▸ Work to be completed
Transcribe every record that appears below, exactly and in full.

====== Supplied records

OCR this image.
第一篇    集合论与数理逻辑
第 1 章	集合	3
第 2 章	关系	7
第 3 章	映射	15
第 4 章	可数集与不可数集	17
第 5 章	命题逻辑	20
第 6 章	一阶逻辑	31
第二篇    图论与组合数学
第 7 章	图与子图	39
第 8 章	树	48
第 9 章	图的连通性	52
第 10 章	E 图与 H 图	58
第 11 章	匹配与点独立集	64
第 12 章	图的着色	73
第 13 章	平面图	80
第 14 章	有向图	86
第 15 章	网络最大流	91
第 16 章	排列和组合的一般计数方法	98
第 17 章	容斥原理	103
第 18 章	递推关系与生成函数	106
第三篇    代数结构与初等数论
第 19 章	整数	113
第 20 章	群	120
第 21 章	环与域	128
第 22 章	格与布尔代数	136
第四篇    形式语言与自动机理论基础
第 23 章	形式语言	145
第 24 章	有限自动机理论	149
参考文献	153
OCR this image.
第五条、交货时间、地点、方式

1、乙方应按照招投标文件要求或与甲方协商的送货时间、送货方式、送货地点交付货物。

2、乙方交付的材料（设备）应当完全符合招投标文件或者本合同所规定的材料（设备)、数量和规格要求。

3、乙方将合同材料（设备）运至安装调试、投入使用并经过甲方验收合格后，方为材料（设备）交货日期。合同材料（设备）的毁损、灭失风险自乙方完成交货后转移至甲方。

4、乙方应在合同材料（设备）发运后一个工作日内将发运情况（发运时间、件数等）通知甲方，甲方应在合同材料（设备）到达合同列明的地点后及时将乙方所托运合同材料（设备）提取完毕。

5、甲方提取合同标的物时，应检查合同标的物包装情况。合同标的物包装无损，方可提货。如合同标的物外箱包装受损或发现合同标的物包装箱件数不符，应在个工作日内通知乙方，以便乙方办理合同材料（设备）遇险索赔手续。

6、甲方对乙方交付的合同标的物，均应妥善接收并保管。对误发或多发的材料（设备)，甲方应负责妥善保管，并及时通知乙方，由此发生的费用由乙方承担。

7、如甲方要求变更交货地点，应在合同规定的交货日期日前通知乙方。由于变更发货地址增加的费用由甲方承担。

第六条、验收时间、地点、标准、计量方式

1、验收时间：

============

▸ Task solution
OCR this image.
第一篇    集合论与数理逻辑
第 1 章	集合	3
第 2 章	关系	7
第 3 章	映射	15
第 4 章	可数集与不可数集	17
第 5 章	命题逻辑	20
第 6 章	一阶逻辑	31
第二篇    图论与组合数学
第 7 章	图与子图	39
第 8 章	树	48
第 9 章	图的连通性	52
第 10 章	E 图与 H 图	58
第 11 章	匹配与点独立集	64
第 12 章	图的着色	73
第 13 章	平面图	80
第 14 章	有向图	86
第 15 章	网络最大流	91
第 16 章	排列和组合的一般计数方法	98
第 17 章	容斥原理	103
第 18 章	递推关系与生成函数	106
第三篇    代数结构与初等数论
第 19 章	整数	113
第 20 章	群	120
第 21 章	环与域	128
第 22 章	格与布尔代数	136
第四篇    形式语言与自动机理论基础
第 23 章	形式语言	145
第 24 章	有限自动机理论	149
参考文献	153
OCR this image.
第五条、交货时间、地点、方式

1、乙方应按照招投标文件要求或与甲方协商的送货时间、送货方式、送货地点交付货物。

2、乙方交付的材料（设备）应当完全符合招投标文件或者本合同所规定的材料（设备)、数量和规格要求。

3、乙方将合同材料（设备）运至安装调试、投入使用并经过甲方验收合格后，方为材料（设备）交货日期。合同材料（设备）的毁损、灭失风险自乙方完成交货后转移至甲方。

4、乙方应在合同材料（设备）发运后一个工作日内将发运情况（发运时间、件数等）通知甲方，甲方应在合同材料（设备）到达合同列明的地点后及时将乙方所托运合同材料（设备）提取完毕。

5、甲方提取合同标的物时，应检查合同标的物包装情况。合同标的物包装无损，方可提货。如合同标的物外箱包装受损或发现合同标的物包装箱件数不符，应在个工作日内通知乙方，以便乙方办理合同材料（设备）遇险索赔手续。

6、甲方对乙方交付的合同标的物，均应妥善接收并保管。对误发或多发的材料（设备)，甲方应负责妥善保管，并及时通知乙方，由此发生的费用由乙方承担。

7、如甲方要求变更交货地点，应在合同规定的交货日期日前通知乙方。由于变更发货地址增加的费用由甲方承担。

第六条、验收时间、地点、标准、计量方式

1、验收时间：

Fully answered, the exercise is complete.